Collected data entries
------------------------------------------------------------

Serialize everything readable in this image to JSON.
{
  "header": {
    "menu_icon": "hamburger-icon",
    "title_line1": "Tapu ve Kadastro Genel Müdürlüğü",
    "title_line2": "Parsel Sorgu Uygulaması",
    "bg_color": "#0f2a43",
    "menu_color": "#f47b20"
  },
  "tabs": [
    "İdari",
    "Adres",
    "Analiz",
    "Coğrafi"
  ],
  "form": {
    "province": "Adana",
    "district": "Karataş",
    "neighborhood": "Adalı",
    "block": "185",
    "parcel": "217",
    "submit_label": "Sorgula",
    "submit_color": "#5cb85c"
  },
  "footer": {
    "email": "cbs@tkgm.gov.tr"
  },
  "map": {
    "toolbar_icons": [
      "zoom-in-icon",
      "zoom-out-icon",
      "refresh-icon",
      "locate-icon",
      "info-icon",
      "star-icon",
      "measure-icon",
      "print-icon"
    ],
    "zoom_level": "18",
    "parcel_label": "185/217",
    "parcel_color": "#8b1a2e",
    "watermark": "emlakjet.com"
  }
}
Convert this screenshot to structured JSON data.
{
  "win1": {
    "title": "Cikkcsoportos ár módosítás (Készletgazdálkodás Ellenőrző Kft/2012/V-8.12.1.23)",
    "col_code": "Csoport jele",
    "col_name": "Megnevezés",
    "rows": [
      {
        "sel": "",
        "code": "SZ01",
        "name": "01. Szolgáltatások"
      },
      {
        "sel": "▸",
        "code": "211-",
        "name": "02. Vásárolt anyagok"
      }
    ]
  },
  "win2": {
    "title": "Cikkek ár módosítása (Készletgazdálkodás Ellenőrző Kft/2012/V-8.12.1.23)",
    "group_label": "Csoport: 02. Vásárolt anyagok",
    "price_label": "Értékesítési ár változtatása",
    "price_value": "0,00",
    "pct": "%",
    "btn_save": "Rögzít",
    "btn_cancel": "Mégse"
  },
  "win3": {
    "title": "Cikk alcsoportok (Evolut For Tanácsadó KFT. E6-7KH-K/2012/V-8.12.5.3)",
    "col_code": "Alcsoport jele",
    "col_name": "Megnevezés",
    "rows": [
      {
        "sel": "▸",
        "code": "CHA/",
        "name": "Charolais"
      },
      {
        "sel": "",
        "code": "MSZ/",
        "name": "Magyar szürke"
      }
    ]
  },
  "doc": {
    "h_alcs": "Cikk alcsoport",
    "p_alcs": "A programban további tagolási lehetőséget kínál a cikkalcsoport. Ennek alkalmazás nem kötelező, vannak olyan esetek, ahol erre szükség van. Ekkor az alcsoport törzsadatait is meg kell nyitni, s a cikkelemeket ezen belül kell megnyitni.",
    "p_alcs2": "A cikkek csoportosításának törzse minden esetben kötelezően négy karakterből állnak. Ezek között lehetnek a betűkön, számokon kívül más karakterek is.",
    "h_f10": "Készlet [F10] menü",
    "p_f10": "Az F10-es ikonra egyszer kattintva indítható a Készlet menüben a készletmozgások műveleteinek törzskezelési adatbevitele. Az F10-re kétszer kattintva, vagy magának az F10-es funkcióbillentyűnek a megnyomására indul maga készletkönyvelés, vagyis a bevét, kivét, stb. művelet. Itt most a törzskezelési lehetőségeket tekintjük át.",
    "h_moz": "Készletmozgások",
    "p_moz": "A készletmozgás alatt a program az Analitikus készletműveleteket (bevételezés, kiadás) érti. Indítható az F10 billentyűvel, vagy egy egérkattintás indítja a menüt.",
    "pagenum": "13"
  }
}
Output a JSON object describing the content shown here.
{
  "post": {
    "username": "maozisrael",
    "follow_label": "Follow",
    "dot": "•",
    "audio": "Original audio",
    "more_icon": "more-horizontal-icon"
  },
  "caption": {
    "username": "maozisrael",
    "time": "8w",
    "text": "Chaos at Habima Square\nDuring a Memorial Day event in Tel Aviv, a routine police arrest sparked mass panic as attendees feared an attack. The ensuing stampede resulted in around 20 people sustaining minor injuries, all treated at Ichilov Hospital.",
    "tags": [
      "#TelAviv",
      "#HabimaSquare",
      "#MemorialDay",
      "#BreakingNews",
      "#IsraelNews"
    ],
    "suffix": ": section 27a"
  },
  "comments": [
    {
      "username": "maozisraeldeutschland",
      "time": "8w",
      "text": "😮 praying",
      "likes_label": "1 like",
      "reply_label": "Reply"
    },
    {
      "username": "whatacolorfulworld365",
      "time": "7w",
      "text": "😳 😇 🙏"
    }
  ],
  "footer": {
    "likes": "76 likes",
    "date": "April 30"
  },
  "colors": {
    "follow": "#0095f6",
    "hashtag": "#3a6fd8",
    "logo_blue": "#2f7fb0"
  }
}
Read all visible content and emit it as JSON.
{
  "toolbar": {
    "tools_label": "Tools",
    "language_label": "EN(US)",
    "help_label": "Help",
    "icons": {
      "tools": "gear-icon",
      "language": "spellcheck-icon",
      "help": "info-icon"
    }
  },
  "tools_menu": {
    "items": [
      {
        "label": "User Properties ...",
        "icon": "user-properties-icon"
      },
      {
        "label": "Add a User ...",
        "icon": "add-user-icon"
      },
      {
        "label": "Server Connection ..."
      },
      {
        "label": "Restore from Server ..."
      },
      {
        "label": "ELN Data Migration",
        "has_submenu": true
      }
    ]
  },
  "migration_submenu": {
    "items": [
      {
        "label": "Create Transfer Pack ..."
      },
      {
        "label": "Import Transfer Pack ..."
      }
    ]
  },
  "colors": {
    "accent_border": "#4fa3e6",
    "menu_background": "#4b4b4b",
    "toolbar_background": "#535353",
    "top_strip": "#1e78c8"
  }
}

------------------------------------------------------------

Task brief: Lines containing the string "text" should be counted; reply with their number and nothing more.

Full response: 3